* **Work instructions**: Lay out every line of the items below as a JSON list of strings, one string per line, omitting any blank lines.

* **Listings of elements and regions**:
--- Start ---
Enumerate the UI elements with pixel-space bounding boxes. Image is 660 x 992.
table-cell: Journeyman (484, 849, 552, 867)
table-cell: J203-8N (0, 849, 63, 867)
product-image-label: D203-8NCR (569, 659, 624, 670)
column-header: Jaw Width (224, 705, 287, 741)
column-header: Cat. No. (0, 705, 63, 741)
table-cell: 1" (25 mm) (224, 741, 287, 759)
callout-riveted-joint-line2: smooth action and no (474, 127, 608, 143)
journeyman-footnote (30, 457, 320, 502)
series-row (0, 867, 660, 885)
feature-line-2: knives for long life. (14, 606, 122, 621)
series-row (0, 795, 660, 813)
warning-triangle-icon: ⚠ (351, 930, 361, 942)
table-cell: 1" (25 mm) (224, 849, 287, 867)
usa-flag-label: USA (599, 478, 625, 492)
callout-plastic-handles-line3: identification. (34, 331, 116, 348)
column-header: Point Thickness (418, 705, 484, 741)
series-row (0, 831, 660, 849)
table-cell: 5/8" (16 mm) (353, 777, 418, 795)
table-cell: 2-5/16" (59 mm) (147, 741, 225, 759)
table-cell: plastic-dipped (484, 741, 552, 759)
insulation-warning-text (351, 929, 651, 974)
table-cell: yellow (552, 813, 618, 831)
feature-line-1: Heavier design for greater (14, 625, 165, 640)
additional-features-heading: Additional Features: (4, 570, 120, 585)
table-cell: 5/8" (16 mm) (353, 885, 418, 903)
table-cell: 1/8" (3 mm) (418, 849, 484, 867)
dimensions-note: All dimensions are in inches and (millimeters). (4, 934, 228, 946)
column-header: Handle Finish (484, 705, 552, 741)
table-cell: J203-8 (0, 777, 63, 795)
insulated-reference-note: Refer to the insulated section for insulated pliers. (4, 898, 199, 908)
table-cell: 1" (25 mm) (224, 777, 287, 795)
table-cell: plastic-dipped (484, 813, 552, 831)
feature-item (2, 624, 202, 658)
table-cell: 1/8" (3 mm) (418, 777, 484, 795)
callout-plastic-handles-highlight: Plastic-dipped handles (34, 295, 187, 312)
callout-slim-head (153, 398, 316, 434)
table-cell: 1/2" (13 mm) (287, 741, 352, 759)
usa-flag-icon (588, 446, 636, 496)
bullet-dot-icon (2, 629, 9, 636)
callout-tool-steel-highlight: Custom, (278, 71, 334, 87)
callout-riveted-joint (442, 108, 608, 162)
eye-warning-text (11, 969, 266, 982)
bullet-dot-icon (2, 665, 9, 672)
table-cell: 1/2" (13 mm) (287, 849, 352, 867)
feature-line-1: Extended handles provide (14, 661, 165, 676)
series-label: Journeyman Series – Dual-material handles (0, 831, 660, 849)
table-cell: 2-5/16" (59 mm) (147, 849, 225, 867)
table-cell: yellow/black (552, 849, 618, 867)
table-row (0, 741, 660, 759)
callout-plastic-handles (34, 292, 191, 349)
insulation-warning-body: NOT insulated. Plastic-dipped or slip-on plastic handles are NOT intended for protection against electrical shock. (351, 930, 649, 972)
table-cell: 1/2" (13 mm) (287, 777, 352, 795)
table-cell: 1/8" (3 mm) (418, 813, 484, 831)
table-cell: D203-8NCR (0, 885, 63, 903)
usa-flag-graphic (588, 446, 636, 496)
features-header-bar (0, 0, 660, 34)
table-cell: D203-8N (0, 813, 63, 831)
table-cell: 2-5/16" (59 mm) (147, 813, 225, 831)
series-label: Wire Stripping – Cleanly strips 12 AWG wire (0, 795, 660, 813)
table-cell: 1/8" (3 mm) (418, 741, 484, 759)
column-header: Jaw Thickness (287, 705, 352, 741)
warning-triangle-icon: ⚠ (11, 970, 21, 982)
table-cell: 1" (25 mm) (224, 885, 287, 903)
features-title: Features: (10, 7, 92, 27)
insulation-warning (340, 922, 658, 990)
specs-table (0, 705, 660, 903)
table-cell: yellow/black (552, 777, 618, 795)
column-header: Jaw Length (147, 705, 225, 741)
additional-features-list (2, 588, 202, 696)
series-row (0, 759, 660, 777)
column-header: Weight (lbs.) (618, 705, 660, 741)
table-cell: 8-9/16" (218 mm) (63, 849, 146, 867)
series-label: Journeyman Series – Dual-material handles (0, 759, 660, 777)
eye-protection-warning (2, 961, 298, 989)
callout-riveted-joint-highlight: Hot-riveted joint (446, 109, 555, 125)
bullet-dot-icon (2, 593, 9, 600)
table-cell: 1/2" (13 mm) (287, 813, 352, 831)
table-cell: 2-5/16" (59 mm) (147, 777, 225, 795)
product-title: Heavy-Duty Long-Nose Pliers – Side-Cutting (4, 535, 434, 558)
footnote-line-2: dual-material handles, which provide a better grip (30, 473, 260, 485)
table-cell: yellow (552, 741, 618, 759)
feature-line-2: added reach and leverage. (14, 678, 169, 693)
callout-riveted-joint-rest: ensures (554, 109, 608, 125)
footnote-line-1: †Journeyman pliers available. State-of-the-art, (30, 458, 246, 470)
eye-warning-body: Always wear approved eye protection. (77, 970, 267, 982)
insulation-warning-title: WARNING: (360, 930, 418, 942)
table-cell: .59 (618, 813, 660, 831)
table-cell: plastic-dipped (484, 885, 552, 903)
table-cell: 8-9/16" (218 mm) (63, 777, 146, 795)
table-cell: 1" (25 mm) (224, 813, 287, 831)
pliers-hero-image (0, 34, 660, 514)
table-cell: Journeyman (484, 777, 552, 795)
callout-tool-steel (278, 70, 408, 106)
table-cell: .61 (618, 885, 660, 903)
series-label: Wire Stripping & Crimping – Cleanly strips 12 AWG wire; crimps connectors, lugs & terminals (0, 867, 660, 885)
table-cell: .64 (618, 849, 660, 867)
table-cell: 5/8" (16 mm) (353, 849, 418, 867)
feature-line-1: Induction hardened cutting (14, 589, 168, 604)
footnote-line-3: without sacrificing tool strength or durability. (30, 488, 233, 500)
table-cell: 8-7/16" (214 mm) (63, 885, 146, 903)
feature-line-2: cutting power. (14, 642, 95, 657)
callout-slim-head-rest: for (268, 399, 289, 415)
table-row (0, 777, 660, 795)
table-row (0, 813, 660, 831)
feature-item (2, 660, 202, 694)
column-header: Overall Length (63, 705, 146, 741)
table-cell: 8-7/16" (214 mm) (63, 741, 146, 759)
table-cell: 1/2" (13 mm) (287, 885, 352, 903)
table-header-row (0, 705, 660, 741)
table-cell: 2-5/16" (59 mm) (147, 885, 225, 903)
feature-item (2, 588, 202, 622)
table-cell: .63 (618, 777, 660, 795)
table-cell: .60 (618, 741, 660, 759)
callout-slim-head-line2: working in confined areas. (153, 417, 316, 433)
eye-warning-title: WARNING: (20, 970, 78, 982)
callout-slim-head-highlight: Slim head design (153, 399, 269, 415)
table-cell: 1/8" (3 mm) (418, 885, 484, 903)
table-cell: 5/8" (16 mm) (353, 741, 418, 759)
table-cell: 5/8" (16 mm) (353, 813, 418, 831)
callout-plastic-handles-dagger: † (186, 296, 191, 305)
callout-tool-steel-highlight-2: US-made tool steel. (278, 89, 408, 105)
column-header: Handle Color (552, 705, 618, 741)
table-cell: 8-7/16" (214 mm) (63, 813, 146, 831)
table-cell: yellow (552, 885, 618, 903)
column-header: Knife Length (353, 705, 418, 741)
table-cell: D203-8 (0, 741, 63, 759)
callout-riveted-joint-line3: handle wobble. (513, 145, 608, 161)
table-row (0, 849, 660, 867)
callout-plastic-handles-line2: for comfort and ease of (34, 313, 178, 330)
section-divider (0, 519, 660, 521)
--- End ---
* **Result of the task**:
[
  "Enumerate the UI elements with pixel-space bounding boxes. Image is 660 x 992.",
  "table-cell: Journeyman (484, 849, 552, 867)",
  "table-cell: J203-8N (0, 849, 63, 867)",
  "product-image-label: D203-8NCR (569, 659, 624, 670)",
  "column-header: Jaw Width (224, 705, 287, 741)",
  "column-header: Cat. No. (0, 705, 63, 741)",
  "table-cell: 1\" (25 mm) (224, 741, 287, 759)",
  "callout-riveted-joint-line2: smooth action and no (474, 127, 608, 143)",
  "journeyman-footnote (30, 457, 320, 502)",
  "series-row (0, 867, 660, 885)",
  "feature-line-2: knives for long life. (14, 606, 122, 621)",
  "series-row (0, 795, 660, 813)",
  "warning-triangle-icon: ⚠ (351, 930, 361, 942)",
  "table-cell: 1\" (25 mm) (224, 849, 287, 867)",
  "usa-flag-label: USA (599, 478, 625, 492)",
  "callout-plastic-handles-line3: identification. (34, 331, 116, 348)",
  "column-header: Point Thickness (418, 705, 484, 741)",
  "series-row (0, 831, 660, 849)",
  "table-cell: 5/8\" (16 mm) (353, 777, 418, 795)",
  "table-cell: 2-5/16\" (59 mm) (147, 741, 225, 759)",
  "table-cell: plastic-dipped (484, 741, 552, 759)",
  "insulation-warning-text (351, 929, 651, 974)",
  "table-cell: yellow (552, 813, 618, 831)",
  "feature-line-1: Heavier design for greater (14, 625, 165, 640)",
  "additional-features-heading: Additional Features: (4, 570, 120, 585)",
  "table-cell: 5/8\" (16 mm) (353, 885, 418, 903)",
  "table-cell: 1/8\" (3 mm) (418, 849, 484, 867)",
  "dimensions-note: All dimensions are in inches and (millimeters). (4, 934, 228, 946)",
  "column-header: Handle Finish (484, 705, 552, 741)",
  "table-cell: J203-8 (0, 777, 63, 795)",
  "insulated-reference-note: Refer to the insulated section for insulated pliers. (4, 898, 199, 908)",
  "table-cell: 1\" (25 mm) (224, 777, 287, 795)",
  "table-cell: plastic-dipped (484, 813, 552, 831)",
  "feature-item (2, 624, 202, 658)",
  "table-cell: 1/8\" (3 mm) (418, 777, 484, 795)",
  "callout-plastic-handles-highlight: Plastic-dipped handles (34, 295, 187, 312)",
  "callout-slim-head (153, 398, 316, 434)",
  "table-cell: 1/2\" (13 mm) (287, 741, 352, 759)",
  "usa-flag-icon (588, 446, 636, 496)",
  "bullet-dot-icon (2, 629, 9, 636)",
  "callout-tool-steel-highlight: Custom, (278, 71, 334, 87)",
  "callout-riveted-joint (442, 108, 608, 162)",
  "eye-warning-text (11, 969, 266, 982)",
  "bullet-dot-icon (2, 665, 9, 672)",
  "table-cell: 1/2\" (13 mm) (287, 849, 352, 867)",
  "feature-line-1: Extended handles provide (14, 661, 165, 676)",
  "series-label: Journeyman Series – Dual-material handles (0, 831, 660, 849)",
  "table-cell: 2-5/16\" (59 mm) (147, 849, 225, 867)",
  "table-cell: yellow/black (552, 849, 618, 867)",
  "table-row (0, 741, 660, 759)",
  "callout-plastic-handles (34, 292, 191, 349)",
  "insulation-warning-body: NOT insulated. Plastic-dipped or slip-on plastic handles are NOT intended for protection against electrical shock. (351, 930, 649, 972)",
  "table-cell: 1/2\" (13 mm) (287, 777, 352, 795)",
  "table-cell: 1/8\" (3 mm) (418, 813, 484, 831)",
  "table-cell: D203-8NCR (0, 885, 63, 903)",
  "usa-flag-graphic (588, 446, 636, 496)",
  "features-header-bar (0, 0, 660, 34)",
  "table-cell: D203-8N (0, 813, 63, 831)",
  "table-cell: 2-5/16\" (59 mm) (147, 813, 225, 831)",
  "series-label: Wire Stripping – Cleanly strips 12 AWG wire (0, 795, 660, 813)",
  "table-cell: 1/8\" (3 mm) (418, 741, 484, 759)",
  "column-header: Jaw Thickness (287, 705, 352, 741)",
  "warning-triangle-icon: ⚠ (11, 970, 21, 982)",
  "table-cell: 1\" (25 mm) (224, 885, 287, 903)",
  "features-title: Features: (10, 7, 92, 27)",
  "insulation-warning (340, 922, 658, 990)",
  "specs-table (0, 705, 660, 903)",
  "table-cell: yellow/black (552, 777, 618, 795)",
  "column-header: Jaw Length (147, 705, 225, 741)",
  "additional-features-list (2, 588, 202, 696)",
  "series-row (0, 759, 660, 777)",
  "column-header: Weight (lbs.) (618, 705, 660, 741)",
  "table-cell: 8-9/16\" (218 mm) (63, 849, 146, 867)",
  "series-label: Journeyman Series – Dual-material handles (0, 759, 660, 777)",
  "eye-protection-warning (2, 961, 298, 989)",
  "callout-riveted-joint-highlight: Hot-riveted joint (446, 109, 555, 125)",
  "bullet-dot-icon (2, 593, 9, 600)",
  "table-cell: 1/2\" (13 mm) (287, 813, 352, 831)",
  "table-cell: 2-5/16\" (59 mm) (147, 777, 225, 795)",
  "product-title: Heavy-Duty Long-Nose Pliers – Side-Cutting (4, 535, 434, 558)",
  "footnote-line-2: dual-material handles, which provide a better grip (30, 473, 260, 485)",
  "table-cell: yellow (552, 741, 618, 759)",
  "feature-line-2: added reach and leverage. (14, 678, 169, 693)",
  "callout-riveted-joint-rest: ensures (554, 109, 608, 125)",
  "footnote-line-1: †Journeyman pliers available. State-of-the-art, (30, 458, 246, 470)",
  "eye-warning-body: Always wear approved eye protection. (77, 970, 267, 982)",
  "insulation-warning-title: WARNING: (360, 930, 418, 942)",
  "table-cell: .59 (618, 813, 660, 831)",
  "table-cell: plastic-dipped (484, 885, 552, 903)",
  "table-cell: 8-9/16\" (218 mm) (63, 777, 146, 795)",
  "table-cell: 1\" (25 mm) (224, 813, 287, 831)",
  "pliers-hero-image (0, 34, 660, 514)",
  "table-cell: Journeyman (484, 777, 552, 795)",
  "callout-tool-steel (278, 70, 408, 106)",
  "table-cell: .61 (618, 885, 660, 903)",
  "series-label: Wire Stripping & Crimping – Cleanly strips 12 AWG wire; crimps connectors, lugs & terminals (0, 867, 660, 885)",
  "table-cell: .64 (618, 849, 660, 867)",
  "table-cell: 5/8\" (16 mm) (353, 849, 418, 867)",
  "feature-line-1: Induction hardened cutting (14, 589, 168, 604)",
  "footnote-line-3: without sacrificing tool strength or durability. (30, 488, 233, 500)",
  "table-cell: 8-7/16\" (214 mm) (63, 885, 146, 903)",
  "feature-line-2: cutting power. (14, 642, 95, 657)",
  "callout-slim-head-rest: for (268, 399, 289, 415)",
  "table-row (0, 777, 660, 795)",
  "table-row (0, 813, 660, 831)",
  "feature-item (2, 660, 202, 694)",
  "column-header: Overall Length (63, 705, 146, 741)",
  "table-cell: 8-7/16\" (214 mm) (63, 741, 146, 759)",
  "table-cell: 1/2\" (13 mm) (287, 885, 352, 903)",
  "table-header-row (0, 705, 660, 741)",
  "table-cell: 2-5/16\" (59 mm) (147, 885, 225, 903)",
  "feature-item (2, 588, 202, 622)",
  "table-cell: .63 (618, 777, 660, 795)",
  "table-cell: .60 (618, 741, 660, 759)",
  "callout-slim-head-line2: working in confined areas. (153, 417, 316, 433)",
  "eye-warning-title: WARNING: (20, 970, 78, 982)",
  "callout-slim-head-highlight: Slim head design (153, 399, 269, 415)",
  "table-cell: 1/8\" (3 mm) (418, 885, 484, 903)",
  "table-cell: 5/8\" (16 mm) (353, 741, 418, 759)",
  "table-cell: 5/8\" (16 mm) (353, 813, 418, 831)",
  "callout-plastic-handles-dagger: † (186, 296, 191, 305)",
  "callout-tool-steel-highlight-2: US-made tool steel. (278, 89, 408, 105)",
  "column-header: Handle Color (552, 705, 618, 741)",
  "table-cell: 8-7/16\" (214 mm) (63, 813, 146, 831)",
  "table-cell: yellow (552, 885, 618, 903)",
  "column-header: Knife Length (353, 705, 418, 741)",
  "table-cell: D203-8 (0, 741, 63, 759)",
  "callout-riveted-joint-line3: handle wobble. (513, 145, 608, 161)",
  "table-row (0, 849, 660, 867)",
  "callout-plastic-handles-line2: for comfort and ease of (34, 313, 178, 330)",
  "section-divider (0, 519, 660, 521)"
]